Given request » Each of the entries should be retyped precisely as it appears.

Provided data »

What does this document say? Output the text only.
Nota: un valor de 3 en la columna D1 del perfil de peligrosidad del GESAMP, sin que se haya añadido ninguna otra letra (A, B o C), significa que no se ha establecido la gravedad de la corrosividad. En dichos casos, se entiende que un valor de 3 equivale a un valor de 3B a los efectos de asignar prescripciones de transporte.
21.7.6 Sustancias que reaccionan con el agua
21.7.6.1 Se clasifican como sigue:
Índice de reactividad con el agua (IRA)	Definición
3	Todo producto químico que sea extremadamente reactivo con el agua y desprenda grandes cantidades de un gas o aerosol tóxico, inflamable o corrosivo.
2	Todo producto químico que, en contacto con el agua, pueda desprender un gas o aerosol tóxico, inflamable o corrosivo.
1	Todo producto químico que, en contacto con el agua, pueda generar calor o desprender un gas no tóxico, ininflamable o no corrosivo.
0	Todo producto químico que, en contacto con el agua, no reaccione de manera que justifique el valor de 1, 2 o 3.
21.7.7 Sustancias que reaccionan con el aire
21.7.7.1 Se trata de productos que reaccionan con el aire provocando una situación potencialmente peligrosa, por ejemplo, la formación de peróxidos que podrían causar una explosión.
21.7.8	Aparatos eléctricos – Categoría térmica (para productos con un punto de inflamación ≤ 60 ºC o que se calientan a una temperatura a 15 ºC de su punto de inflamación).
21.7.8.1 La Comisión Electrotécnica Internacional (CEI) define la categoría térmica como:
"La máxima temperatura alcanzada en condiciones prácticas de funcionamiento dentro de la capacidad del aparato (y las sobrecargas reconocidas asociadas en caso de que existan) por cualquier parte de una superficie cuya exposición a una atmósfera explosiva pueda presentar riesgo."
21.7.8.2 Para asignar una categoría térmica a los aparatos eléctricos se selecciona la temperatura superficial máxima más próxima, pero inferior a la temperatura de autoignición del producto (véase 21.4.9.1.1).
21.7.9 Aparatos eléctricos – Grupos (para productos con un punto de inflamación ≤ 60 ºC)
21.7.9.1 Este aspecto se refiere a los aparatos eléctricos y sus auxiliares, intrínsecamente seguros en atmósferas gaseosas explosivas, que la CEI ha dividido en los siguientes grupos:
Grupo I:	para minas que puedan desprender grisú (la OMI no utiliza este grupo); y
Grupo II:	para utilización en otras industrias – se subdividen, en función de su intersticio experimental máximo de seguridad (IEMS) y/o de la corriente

Output for this task »
What does this document say? Output the text only.
Nota: un valor de 3 en la columna D1 del perfil de peligrosidad del GESAMP, sin que se haya añadido ninguna otra letra (A, B o C), significa que no se ha establecido la gravedad de la corrosividad. En dichos casos, se entiende que un valor de 3 equivale a un valor de 3B a los efectos de asignar prescripciones de transporte.
21.7.6 Sustancias que reaccionan con el agua
21.7.6.1 Se clasifican como sigue:
Índice de reactividad con el agua (IRA)	Definición
3	Todo producto químico que sea extremadamente reactivo con el agua y desprenda grandes cantidades de un gas o aerosol tóxico, inflamable o corrosivo.
2	Todo producto químico que, en contacto con el agua, pueda desprender un gas o aerosol tóxico, inflamable o corrosivo.
1	Todo producto químico que, en contacto con el agua, pueda generar calor o desprender un gas no tóxico, ininflamable o no corrosivo.
0	Todo producto químico que, en contacto con el agua, no reaccione de manera que justifique el valor de 1, 2 o 3.
21.7.7 Sustancias que reaccionan con el aire
21.7.7.1 Se trata de productos que reaccionan con el aire provocando una situación potencialmente peligrosa, por ejemplo, la formación de peróxidos que podrían causar una explosión.
21.7.8	Aparatos eléctricos – Categoría térmica (para productos con un punto de inflamación ≤ 60 ºC o que se calientan a una temperatura a 15 ºC de su punto de inflamación).
21.7.8.1 La Comisión Electrotécnica Internacional (CEI) define la categoría térmica como:
"La máxima temperatura alcanzada en condiciones prácticas de funcionamiento dentro de la capacidad del aparato (y las sobrecargas reconocidas asociadas en caso de que existan) por cualquier parte de una superficie cuya exposición a una atmósfera explosiva pueda presentar riesgo."
21.7.8.2 Para asignar una categoría térmica a los aparatos eléctricos se selecciona la temperatura superficial máxima más próxima, pero inferior a la temperatura de autoignición del producto (véase 21.4.9.1.1).
21.7.9 Aparatos eléctricos – Grupos (para productos con un punto de inflamación ≤ 60 ºC)
21.7.9.1 Este aspecto se refiere a los aparatos eléctricos y sus auxiliares, intrínsecamente seguros en atmósferas gaseosas explosivas, que la CEI ha dividido en los siguientes grupos:
Grupo I:	para minas que puedan desprender grisú (la OMI no utiliza este grupo); y
Grupo II:	para utilización en otras industrias – se subdividen, en función de su intersticio experimental máximo de seguridad (IEMS) y/o de la corriente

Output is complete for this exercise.